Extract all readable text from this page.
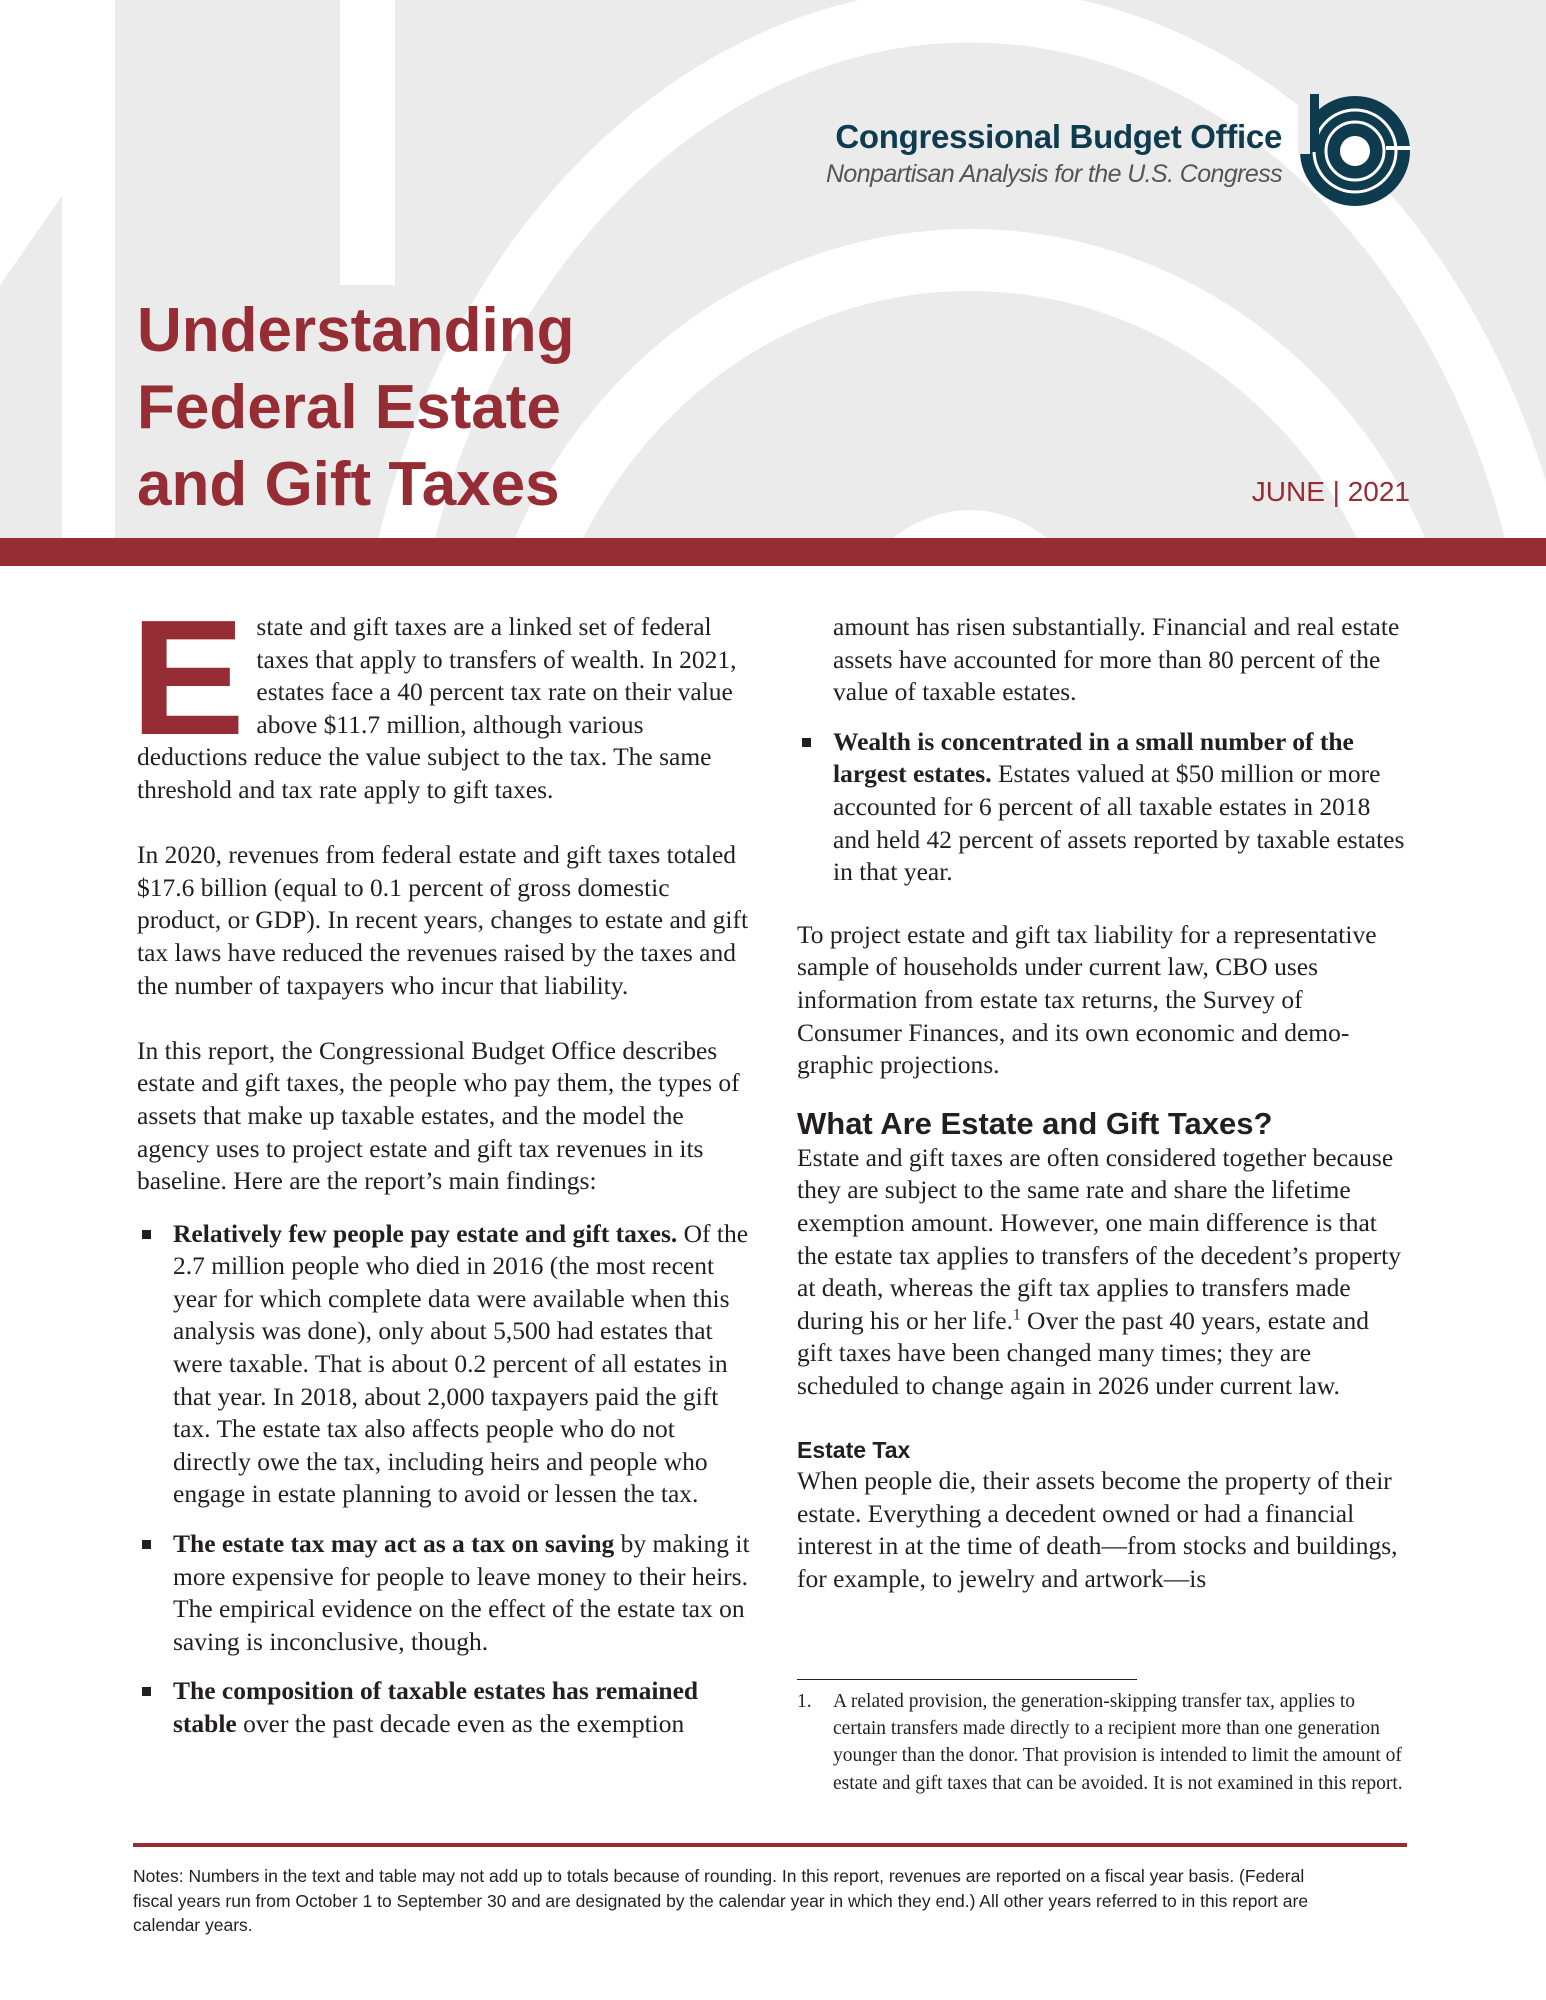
Congressional Budget Office
Nonpartisan Analysis for the U.S. Congress
Understanding
Federal Estate
and Gift Taxes	JUNE | 2021

Estate and gift taxes are a linked set of federal taxes that apply to transfers of wealth. In 2021, estates face a 40 percent tax rate on their value above $11.7 million, although various deductions reduce the value subject to the tax. The same threshold and tax rate apply to gift taxes.

In 2020, revenues from federal estate and gift taxes totaled $17.6 billion (equal to 0.1 percent of gross domestic product, or GDP). In recent years, changes to estate and gift tax laws have reduced the revenues raised by the taxes and the number of taxpayers who incur that liability.

In this report, the Congressional Budget Office describes estate and gift taxes, the people who pay them, the types of assets that make up taxable estates, and the model the agency uses to project estate and gift tax revenues in its baseline. Here are the report’s main findings:

Relatively few people pay estate and gift taxes. Of the 2.7 million people who died in 2016 (the most recent year for which complete data were available when this analysis was done), only about 5,500 had estates that were taxable. That is about 0.2 percent of all estates in that year. In 2018, about 2,000 taxpayers paid the gift tax. The estate tax also affects people who do not directly owe the tax, including heirs and people who engage in estate planning to avoid or lessen the tax.
The estate tax may act as a tax on saving by making it more expensive for people to leave money to their heirs. The empirical evidence on the effect of the estate tax on saving is inconclusive, though.
The composition of taxable estates has remained stable over the past decade even as the exemption
amount has risen substantially. Financial and real estate assets have accounted for more than 80 percent of the value of taxable estates.
Wealth is concentrated in a small number of the largest estates. Estates valued at $50 million or more accounted for 6 percent of all taxable estates in 2018 and held 42 percent of assets reported by taxable estates in that year.

To project estate and gift tax liability for a representative sample of households under current law, CBO uses information from estate tax returns, the Survey of Consumer Finances, and its own economic and demographic projections.

What Are Estate and Gift Taxes?

Estate and gift taxes are often considered together because they are subject to the same rate and share the lifetime exemption amount. However, one main difference is that the estate tax applies to transfers of the decedent’s property at death, whereas the gift tax applies to transfers made during his or her life.$^1$ Over the past 40 years, estate and gift taxes have been changed many times; they are scheduled to change again in 2026 under current law.

Estate Tax

When people die, their assets become the property of their estate. Everything a decedent owned or had a financial interest in at the time of death—from stocks and buildings, for example, to jewelry and artwork—is

1. A related provision, the generation-skipping transfer tax, applies to certain transfers made directly to a recipient more than one generation younger than the donor. That provision is intended to limit the amount of estate and gift taxes that can be avoided. It is not examined in this report.
Notes: Numbers in the text and table may not add up to totals because of rounding. In this report, revenues are reported on a fiscal year basis. (Federal fiscal years run from October 1 to September 30 and are designated by the calendar year in which they end.) All other years referred to in this report are calendar years.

════════════════════

Short exercise ▸
Which lines of the data above contain "than"? Copy each one.

Correct result ▸
amount has risen substantially. Financial and real estate assets have accounted for more than 80 percent of the value of taxable estates.
1. A related provision, the generation-skipping transfer tax, applies to certain transfers made directly to a recipient more than one generation younger than the donor. That provision is intended to limit the amount of estate and gift taxes that can be avoided. It is not examined in this report.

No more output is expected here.